**Work to do**
Repeat the material below word for word and leave out all pictures.

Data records
+++
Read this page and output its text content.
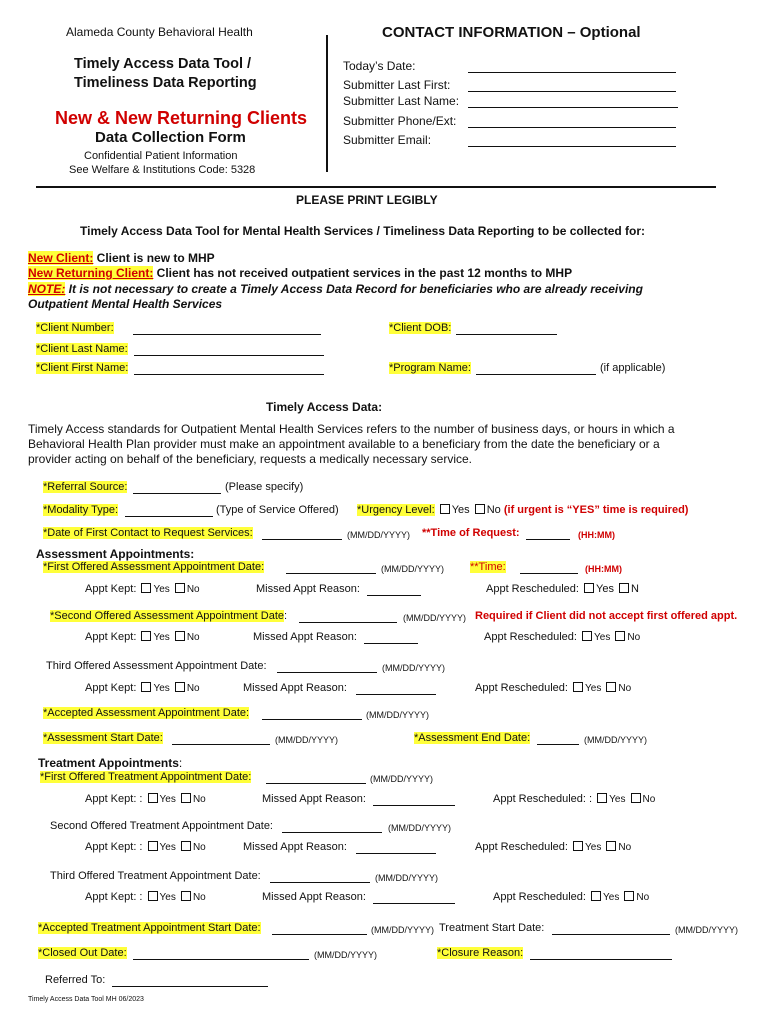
Alameda County Behavioral Health
Timely Access Data Tool /
Timeliness Data Reporting
New & New Returning Clients
Data Collection Form
Confidential Patient Information
See Welfare & Institutions Code: 5328
CONTACT INFORMATION – Optional
Today’s Date:
Submitter Last First:
Submitter Last Name:
Submitter Phone/Ext:
Submitter Email:
PLEASE PRINT LEGIBLY
Timely Access Data Tool for Mental Health Services / Timeliness Data Reporting to be collected for:
New Client: Client is new to MHP
New Returning Client: Client has not received outpatient services in the past 12 months to MHP
NOTE: It is not necessary to create a Timely Access Data Record for beneficiaries who are already receiving
Outpatient Mental Health Services
*Client Number:	*Client DOB:
*Client Last Name:
*Client First Name:	*Program Name:	(if applicable)
Timely Access Data:
Timely Access standards for Outpatient Mental Health Services refers to the number of business days, or hours in which a
Behavioral Health Plan provider must make an appointment available to a beneficiary from the date the beneficiary or a
provider acting on behalf of the beneficiary, requests a medically necessary service.
*Referral Source:	(Please specify)
*Modality Type:	(Type of Service Offered) *Urgency Level: Yes No (if urgent is “YES” time is required)
*Date of First Contact to Request Services:	(MM/DD/YYYY) **Time of Request:	(HH:MM)
Assessment Appointments:
*First Offered Assessment Appointment Date:	(MM/DD/YYYY) **Time:	(HH:MM)
Appt Kept: Yes No	Missed Appt Reason:	Appt Rescheduled: Yes N
*Second Offered Assessment Appointment Date:	(MM/DD/YYYY) Required if Client did not accept first offered appt.
Appt Kept: Yes No	Missed Appt Reason:	Appt Rescheduled: Yes No
Third Offered Assessment Appointment Date:	(MM/DD/YYYY)
Appt Kept: Yes No	Missed Appt Reason:	Appt Rescheduled: Yes No
*Accepted Assessment Appointment Date:	(MM/DD/YYYY)
*Assessment Start Date:	(MM/DD/YYYY)	*Assessment End Date:	(MM/DD/YYYY)
Treatment Appointments:
*First Offered Treatment Appointment Date:	(MM/DD/YYYY)
Appt Kept: : Yes No	Missed Appt Reason:	Appt Rescheduled: : Yes No
Second Offered Treatment Appointment Date:	(MM/DD/YYYY)
Appt Kept: : Yes No	Missed Appt Reason:	Appt Rescheduled: Yes No
Third Offered Treatment Appointment Date:	(MM/DD/YYYY)
Appt Kept: : Yes No	Missed Appt Reason:	Appt Rescheduled: Yes No
*Accepted Treatment Appointment Start Date:	(MM/DD/YYYY) Treatment Start Date:	(MM/DD/YYYY)
*Closed Out Date:	(MM/DD/YYYY)	*Closure Reason:
Referred To:
Timely Access Data Tool MH 06/2023
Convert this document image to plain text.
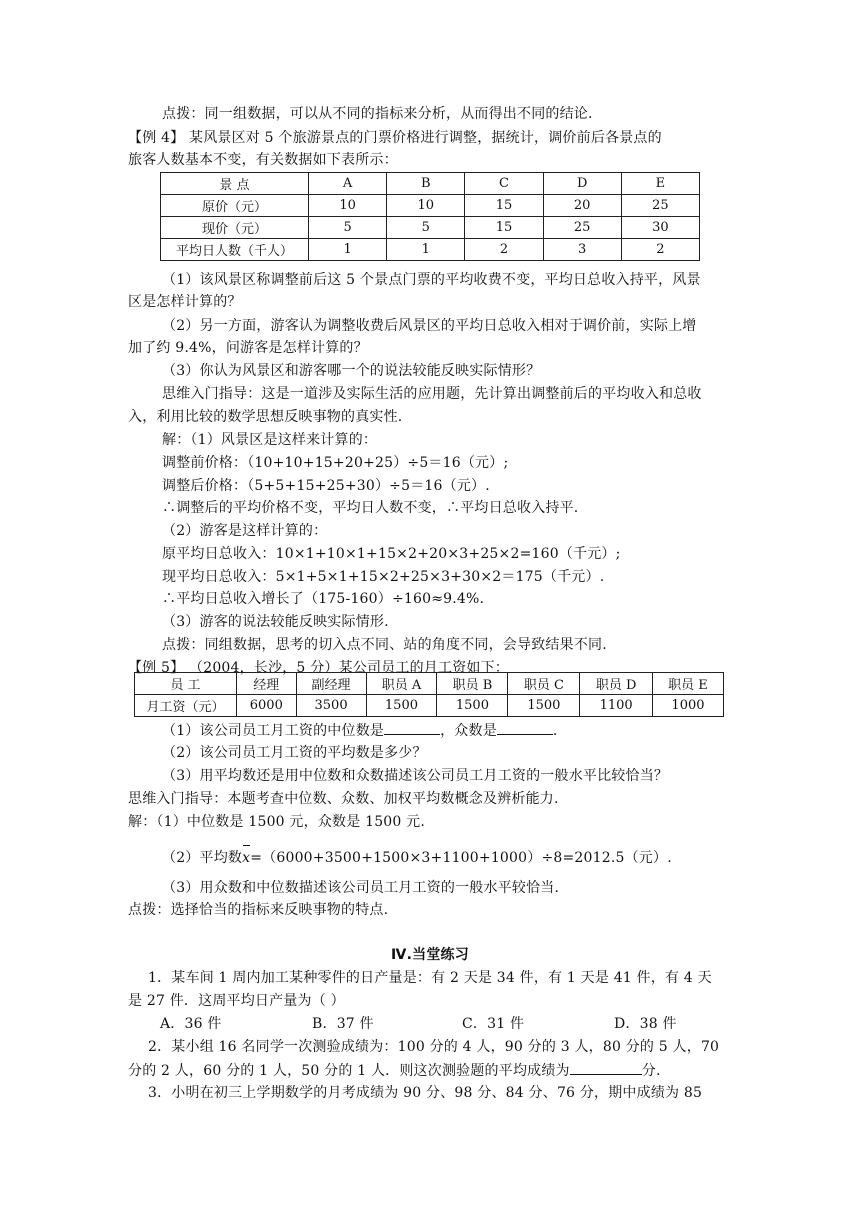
点拨：同一组数据，可以从不同的指标来分析，从而得出不同的结论.
【例 4】 某风景区对 5 个旅游景点的门票价格进行调整，据统计，调价前后各景点的
旅客人数基本不变，有关数据如下表所示：
景 点	A	B	C	D	E
原价（元）	10	10	15	20	25
现价（元）	5	5	15	25	30
平均日人数（千人）	1	1	2	3	2
（1）该风景区称调整前后这 5 个景点门票的平均收费不变，平均日总收入持平，风景
区是怎样计算的？
（2）另一方面，游客认为调整收费后风景区的平均日总收入相对于调价前，实际上增
加了约 9.4%，问游客是怎样计算的？
（3）你认为风景区和游客哪一个的说法较能反映实际情形？
思维入门指导：这是一道涉及实际生活的应用题，先计算出调整前后的平均收入和总收
入，利用比较的数学思想反映事物的真实性.
解：（1）风景区是这样来计算的：
调整前价格：（10+10+15+20+25）÷5＝16（元）;
调整后价格：（5+5+15+25+30）÷5＝16（元）.
∴调整后的平均价格不变，平均日人数不变，∴平均日总收入持平.
（2）游客是这样计算的：
原平均日总收入：10×1+10×1+15×2+20×3+25×2=160（千元）;
现平均日总收入：5×1+5×1+15×2+25×3+30×2＝175（千元）.
∴平均日总收入增长了（175-160）÷160≈9.4%.
（3）游客的说法较能反映实际情形.
点拨：同组数据，思考的切入点不同、站的角度不同，会导致结果不同.
【例 5】 （2004，长沙，5 分）某公司员工的月工资如下：
员 工	经理	副经理	职员 A	职员 B	职员 C	职员 D	职员 E
月工资（元）	6000	3500	1500	1500	1500	1100	1000
（1）该公司员工月工资的中位数是	，众数是	.
（2）该公司员工月工资的平均数是多少？
（3）用平均数还是用中位数和众数描述该公司员工月工资的一般水平比较恰当？
思维入门指导：本题考查中位数、众数、加权平均数概念及辨析能力.
解：（1）中位数是 1500 元，众数是 1500 元.
（2）平均数x=（6000+3500+1500×3+1100+1000）÷8=2012.5（元）.
（3）用众数和中位数描述该公司员工月工资的一般水平较恰当.
点拨：选择恰当的指标来反映事物的特点.
Ⅳ.当堂练习
1．某车间 1 周内加工某种零件的日产量是：有 2 天是 34 件，有 1 天是 41 件，有 4 天
是 27 件．这周平均日产量为（ ）
A．36 件	B．37 件	C．31 件	D．38 件
2．某小组 16 名同学一次测验成绩为：100 分的 4 人，90 分的 3 人，80 分的 5 人，70
分的 2 人，60 分的 1 人，50 分的 1 人．则这次测验题的平均成绩为	分.
3．小明在初三上学期数学的月考成绩为 90 分、98 分、84 分、76 分，期中成绩为 85
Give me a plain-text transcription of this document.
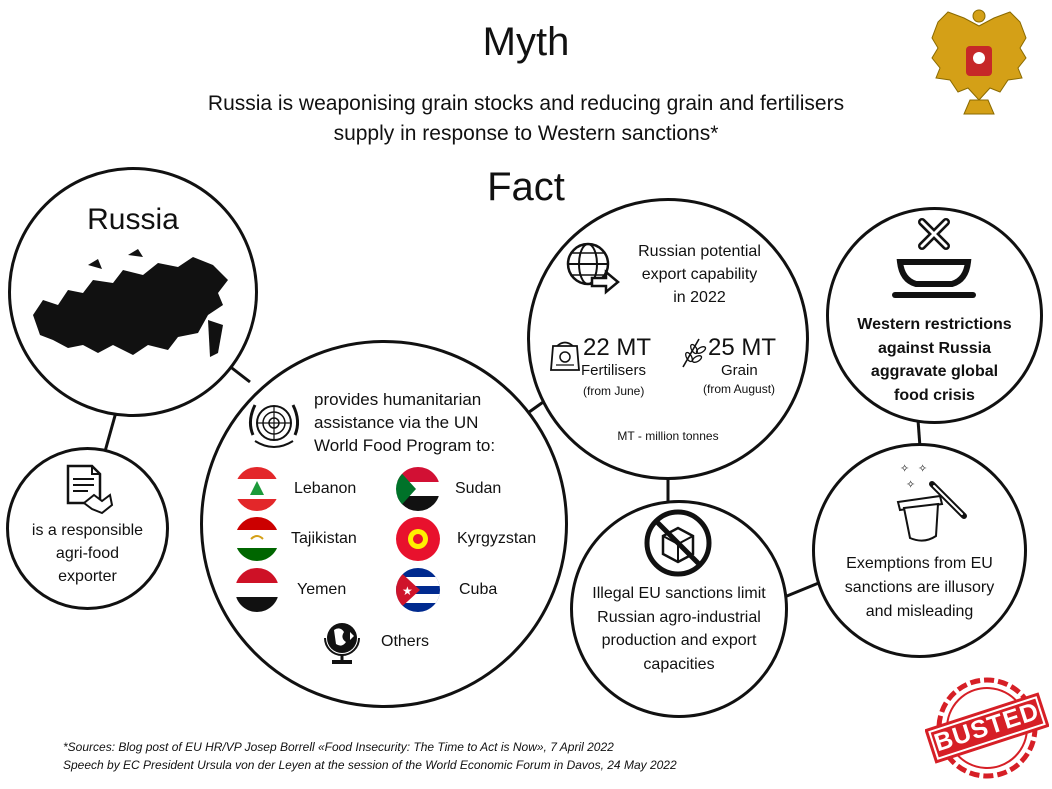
Myth
Russia is weaponising grain stocks and reducing grain and fertilisers
supply in response to Western sanctions*
Fact
Russia
is a responsible
agri-food
exporter
provides humanitarian
assistance via the UN
World Food Program to:
Lebanon	Sudan
Tajikistan	Kyrgyzstan
Yemen	★	Cuba
Others
Russian potential
export capability
in 2022
22 MT
Fertilisers
(from June)
25 MT
Grain
(from August)
MT - million tonnes
Western restrictions
against Russia
aggravate global
food crisis
Illegal EU sanctions limit
Russian agro-industrial
production and export
capacities
✧ ✧
✧
Exemptions from EU
sanctions are illusory
and misleading
BUSTED
*Sources: Blog post of EU HR/VP Josep Borrell «Food Insecurity: The Time to Act is Now», 7 April 2022
Speech by EC President Ursula von der Leyen at the session of the World Economic Forum in Davos, 24 May 2022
+++
**Solution**
Read this page and output its text content.
Alameda County Behavioral Health
Timely Access Data Tool /
Timeliness Data Reporting
New & New Returning Clients
Data Collection Form
Confidential Patient Information
See Welfare & Institutions Code: 5328
CONTACT INFORMATION – Optional
Today’s Date:
Submitter Last First:
Submitter Last Name:
Submitter Phone/Ext:
Submitter Email:
PLEASE PRINT LEGIBLY
Timely Access Data Tool for Mental Health Services / Timeliness Data Reporting to be collected for:
New Client: Client is new to MHP
New Returning Client: Client has not received outpatient services in the past 12 months to MHP
NOTE: It is not necessary to create a Timely Access Data Record for beneficiaries who are already receiving
Outpatient Mental Health Services
*Client Number:	*Client DOB:
*Client Last Name:
*Client First Name:	*Program Name:	(if applicable)
Timely Access Data:
Timely Access standards for Outpatient Mental Health Services refers to the number of business days, or hours in which a
Behavioral Health Plan provider must make an appointment available to a beneficiary from the date the beneficiary or a
provider acting on behalf of the beneficiary, requests a medically necessary service.
*Referral Source:	(Please specify)
*Modality Type:	(Type of Service Offered) *Urgency Level: Yes No (if urgent is “YES” time is required)
*Date of First Contact to Request Services:	(MM/DD/YYYY) **Time of Request:	(HH:MM)
Assessment Appointments:
*First Offered Assessment Appointment Date:	(MM/DD/YYYY) **Time:	(HH:MM)
Appt Kept: Yes No	Missed Appt Reason:	Appt Rescheduled: Yes N
*Second Offered Assessment Appointment Date:	(MM/DD/YYYY) Required if Client did not accept first offered appt.
Appt Kept: Yes No	Missed Appt Reason:	Appt Rescheduled: Yes No
Third Offered Assessment Appointment Date:	(MM/DD/YYYY)
Appt Kept: Yes No	Missed Appt Reason:	Appt Rescheduled: Yes No
*Accepted Assessment Appointment Date:	(MM/DD/YYYY)
*Assessment Start Date:	(MM/DD/YYYY)	*Assessment End Date:	(MM/DD/YYYY)
Treatment Appointments:
*First Offered Treatment Appointment Date:	(MM/DD/YYYY)
Appt Kept: : Yes No	Missed Appt Reason:	Appt Rescheduled: : Yes No
Second Offered Treatment Appointment Date:	(MM/DD/YYYY)
Appt Kept: : Yes No	Missed Appt Reason:	Appt Rescheduled: Yes No
Third Offered Treatment Appointment Date:	(MM/DD/YYYY)
Appt Kept: : Yes No	Missed Appt Reason:	Appt Rescheduled: Yes No
*Accepted Treatment Appointment Start Date:	(MM/DD/YYYY) Treatment Start Date:	(MM/DD/YYYY)
*Closed Out Date:	(MM/DD/YYYY)	*Closure Reason:
Referred To:
Timely Access Data Tool MH 06/2023
Convert this document image to plain text.
点拨：同一组数据，可以从不同的指标来分析，从而得出不同的结论.
【例 4】 某风景区对 5 个旅游景点的门票价格进行调整，据统计，调价前后各景点的
旅客人数基本不变，有关数据如下表所示：
景 点	A	B	C	D	E
原价（元）	10	10	15	20	25
现价（元）	5	5	15	25	30
平均日人数（千人）	1	1	2	3	2
（1）该风景区称调整前后这 5 个景点门票的平均收费不变，平均日总收入持平，风景
区是怎样计算的？
（2）另一方面，游客认为调整收费后风景区的平均日总收入相对于调价前，实际上增
加了约 9.4%，问游客是怎样计算的？
（3）你认为风景区和游客哪一个的说法较能反映实际情形？
思维入门指导：这是一道涉及实际生活的应用题，先计算出调整前后的平均收入和总收
入，利用比较的数学思想反映事物的真实性.
解：（1）风景区是这样来计算的：
调整前价格：（10+10+15+20+25）÷5＝16（元）;
调整后价格：（5+5+15+25+30）÷5＝16（元）.
∴调整后的平均价格不变，平均日人数不变，∴平均日总收入持平.
（2）游客是这样计算的：
原平均日总收入：10×1+10×1+15×2+20×3+25×2=160（千元）;
现平均日总收入：5×1+5×1+15×2+25×3+30×2＝175（千元）.
∴平均日总收入增长了（175-160）÷160≈9.4%.
（3）游客的说法较能反映实际情形.
点拨：同组数据，思考的切入点不同、站的角度不同，会导致结果不同.
【例 5】 （2004，长沙，5 分）某公司员工的月工资如下：
员 工	经理	副经理	职员 A	职员 B	职员 C	职员 D	职员 E
月工资（元）	6000	3500	1500	1500	1500	1100	1000
（1）该公司员工月工资的中位数是	，众数是	.
（2）该公司员工月工资的平均数是多少？
（3）用平均数还是用中位数和众数描述该公司员工月工资的一般水平比较恰当？
思维入门指导：本题考查中位数、众数、加权平均数概念及辨析能力.
解：（1）中位数是 1500 元，众数是 1500 元.
（2）平均数x=（6000+3500+1500×3+1100+1000）÷8=2012.5（元）.
（3）用众数和中位数描述该公司员工月工资的一般水平较恰当.
点拨：选择恰当的指标来反映事物的特点.
Ⅳ.当堂练习
1．某车间 1 周内加工某种零件的日产量是：有 2 天是 34 件，有 1 天是 41 件，有 4 天
是 27 件．这周平均日产量为（ ）
A．36 件	B．37 件	C．31 件	D．38 件
2．某小组 16 名同学一次测验成绩为：100 分的 4 人，90 分的 3 人，80 分的 5 人，70
分的 2 人，60 分的 1 人，50 分的 1 人．则这次测验题的平均成绩为	分.
3．小明在初三上学期数学的月考成绩为 90 分、98 分、84 分、76 分，期中成绩为 85
Give me a plain-text transcription of this document.
Myth
Russia is weaponising grain stocks and reducing grain and fertilisers
supply in response to Western sanctions*
Fact
Russia
is a responsible
agri-food
exporter
provides humanitarian
assistance via the UN
World Food Program to:
Lebanon	Sudan
Tajikistan	Kyrgyzstan
Yemen	★	Cuba
Others
Russian potential
export capability
in 2022
22 MT
Fertilisers
(from June)
25 MT
Grain
(from August)
MT - million tonnes
Western restrictions
against Russia
aggravate global
food crisis
Illegal EU sanctions limit
Russian agro-industrial
production and export
capacities
✧ ✧
✧
Exemptions from EU
sanctions are illusory
and misleading
BUSTED
*Sources: Blog post of EU HR/VP Josep Borrell «Food Insecurity: The Time to Act is Now», 7 April 2022
Speech by EC President Ursula von der Leyen at the session of the World Economic Forum in Davos, 24 May 2022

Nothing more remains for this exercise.